▸ Goal
Copy, from the entries below, each line where the word "може" can be found.

▸ Information supplied
....
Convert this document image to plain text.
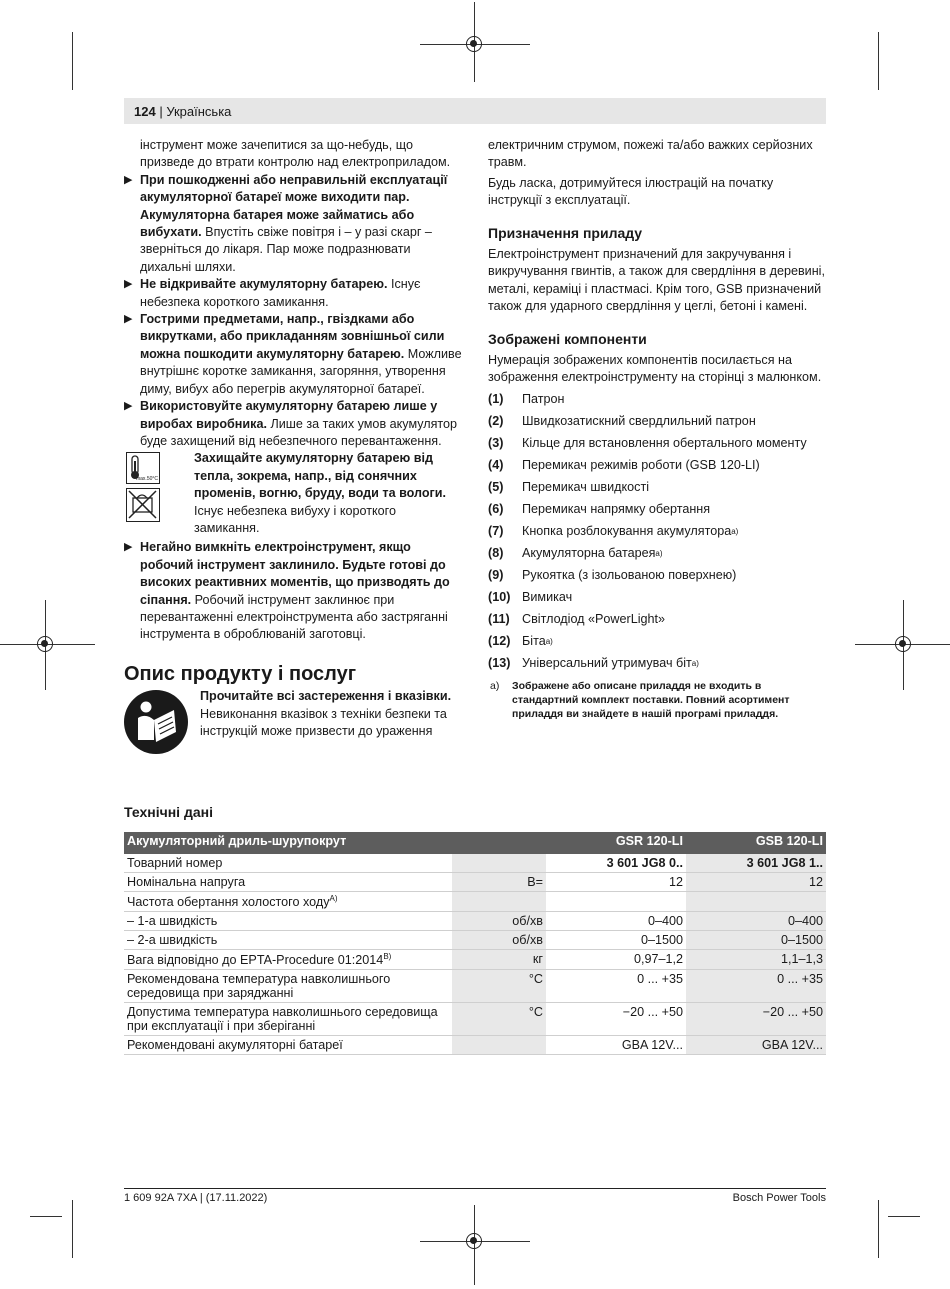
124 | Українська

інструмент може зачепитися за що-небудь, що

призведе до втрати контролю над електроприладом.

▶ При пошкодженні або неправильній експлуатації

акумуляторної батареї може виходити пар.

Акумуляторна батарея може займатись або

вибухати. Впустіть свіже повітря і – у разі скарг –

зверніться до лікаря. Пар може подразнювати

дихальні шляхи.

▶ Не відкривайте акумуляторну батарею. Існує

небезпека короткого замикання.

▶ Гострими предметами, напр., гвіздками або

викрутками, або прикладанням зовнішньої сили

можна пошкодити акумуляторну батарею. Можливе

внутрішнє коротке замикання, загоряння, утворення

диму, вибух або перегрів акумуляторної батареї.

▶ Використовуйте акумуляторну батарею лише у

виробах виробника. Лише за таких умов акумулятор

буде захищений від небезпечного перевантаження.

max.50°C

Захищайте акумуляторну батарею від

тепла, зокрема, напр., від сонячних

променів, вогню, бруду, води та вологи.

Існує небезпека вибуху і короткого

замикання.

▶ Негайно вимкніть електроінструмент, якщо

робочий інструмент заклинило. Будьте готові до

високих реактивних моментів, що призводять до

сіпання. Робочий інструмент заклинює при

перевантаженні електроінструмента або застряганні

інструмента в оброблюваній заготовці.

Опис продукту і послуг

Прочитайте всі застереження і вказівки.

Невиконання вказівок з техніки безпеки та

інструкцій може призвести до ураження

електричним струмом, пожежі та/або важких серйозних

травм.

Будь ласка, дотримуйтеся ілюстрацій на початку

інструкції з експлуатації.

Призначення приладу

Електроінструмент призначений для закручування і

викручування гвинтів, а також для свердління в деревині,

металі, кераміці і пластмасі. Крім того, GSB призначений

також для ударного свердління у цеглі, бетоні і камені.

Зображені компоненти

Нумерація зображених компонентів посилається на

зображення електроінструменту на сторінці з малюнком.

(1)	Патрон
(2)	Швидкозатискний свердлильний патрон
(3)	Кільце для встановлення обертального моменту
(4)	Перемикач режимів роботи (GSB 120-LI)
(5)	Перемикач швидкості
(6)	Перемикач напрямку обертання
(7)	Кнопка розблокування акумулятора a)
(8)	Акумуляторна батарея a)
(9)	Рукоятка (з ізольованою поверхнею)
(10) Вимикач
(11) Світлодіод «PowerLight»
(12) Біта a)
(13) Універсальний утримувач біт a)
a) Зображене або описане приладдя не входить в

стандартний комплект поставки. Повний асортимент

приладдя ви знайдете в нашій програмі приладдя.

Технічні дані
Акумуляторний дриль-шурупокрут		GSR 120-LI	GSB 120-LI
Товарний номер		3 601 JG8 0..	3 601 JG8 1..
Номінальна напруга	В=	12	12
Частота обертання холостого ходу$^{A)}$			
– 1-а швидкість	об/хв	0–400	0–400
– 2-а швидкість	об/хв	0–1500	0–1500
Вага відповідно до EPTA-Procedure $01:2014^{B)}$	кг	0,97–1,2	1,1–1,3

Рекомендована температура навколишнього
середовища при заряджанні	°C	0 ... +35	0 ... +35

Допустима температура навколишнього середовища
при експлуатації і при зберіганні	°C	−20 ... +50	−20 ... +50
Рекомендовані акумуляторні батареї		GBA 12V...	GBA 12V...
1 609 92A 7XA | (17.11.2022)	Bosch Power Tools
....
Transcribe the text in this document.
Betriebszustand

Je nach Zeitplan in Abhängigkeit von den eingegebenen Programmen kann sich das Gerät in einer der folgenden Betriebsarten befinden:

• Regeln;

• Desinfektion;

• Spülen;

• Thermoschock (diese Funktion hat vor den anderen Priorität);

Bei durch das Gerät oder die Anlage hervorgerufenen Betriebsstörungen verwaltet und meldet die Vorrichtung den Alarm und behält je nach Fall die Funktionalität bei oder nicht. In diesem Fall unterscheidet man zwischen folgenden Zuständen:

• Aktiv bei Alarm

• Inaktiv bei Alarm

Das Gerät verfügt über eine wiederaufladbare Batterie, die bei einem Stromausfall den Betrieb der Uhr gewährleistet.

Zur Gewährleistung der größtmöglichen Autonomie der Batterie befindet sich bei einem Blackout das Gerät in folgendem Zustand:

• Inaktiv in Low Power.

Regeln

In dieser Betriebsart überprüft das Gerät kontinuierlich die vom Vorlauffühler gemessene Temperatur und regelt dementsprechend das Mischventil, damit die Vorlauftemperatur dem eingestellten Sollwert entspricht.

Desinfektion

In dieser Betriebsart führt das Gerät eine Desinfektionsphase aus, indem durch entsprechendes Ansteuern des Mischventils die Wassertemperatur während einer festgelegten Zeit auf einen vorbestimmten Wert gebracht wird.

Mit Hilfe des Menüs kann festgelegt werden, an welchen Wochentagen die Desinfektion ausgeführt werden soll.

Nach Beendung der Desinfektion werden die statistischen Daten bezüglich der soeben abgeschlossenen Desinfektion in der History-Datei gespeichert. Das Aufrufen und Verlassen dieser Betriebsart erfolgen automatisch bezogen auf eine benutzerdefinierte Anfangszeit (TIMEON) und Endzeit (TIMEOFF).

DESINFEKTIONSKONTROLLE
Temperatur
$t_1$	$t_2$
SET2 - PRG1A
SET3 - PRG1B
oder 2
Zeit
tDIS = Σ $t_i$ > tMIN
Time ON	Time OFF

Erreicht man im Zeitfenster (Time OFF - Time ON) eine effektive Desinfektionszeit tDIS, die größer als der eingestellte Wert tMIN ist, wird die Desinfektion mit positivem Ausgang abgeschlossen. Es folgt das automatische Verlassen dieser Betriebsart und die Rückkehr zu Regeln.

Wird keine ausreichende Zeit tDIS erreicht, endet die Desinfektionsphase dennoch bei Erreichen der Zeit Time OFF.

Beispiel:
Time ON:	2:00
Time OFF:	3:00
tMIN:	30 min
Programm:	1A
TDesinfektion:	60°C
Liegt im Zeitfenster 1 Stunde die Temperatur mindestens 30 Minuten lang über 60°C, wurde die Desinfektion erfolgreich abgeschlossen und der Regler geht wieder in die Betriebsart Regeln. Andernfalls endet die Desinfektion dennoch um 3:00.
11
....
▸ Full solution
інструмент може зачепитися за що-небудь, що
акумуляторної батареї може виходити пар.
Акумуляторна батарея може займатись або
зверніться до лікаря. Пар може подразнювати
інструкцій може призвести до ураження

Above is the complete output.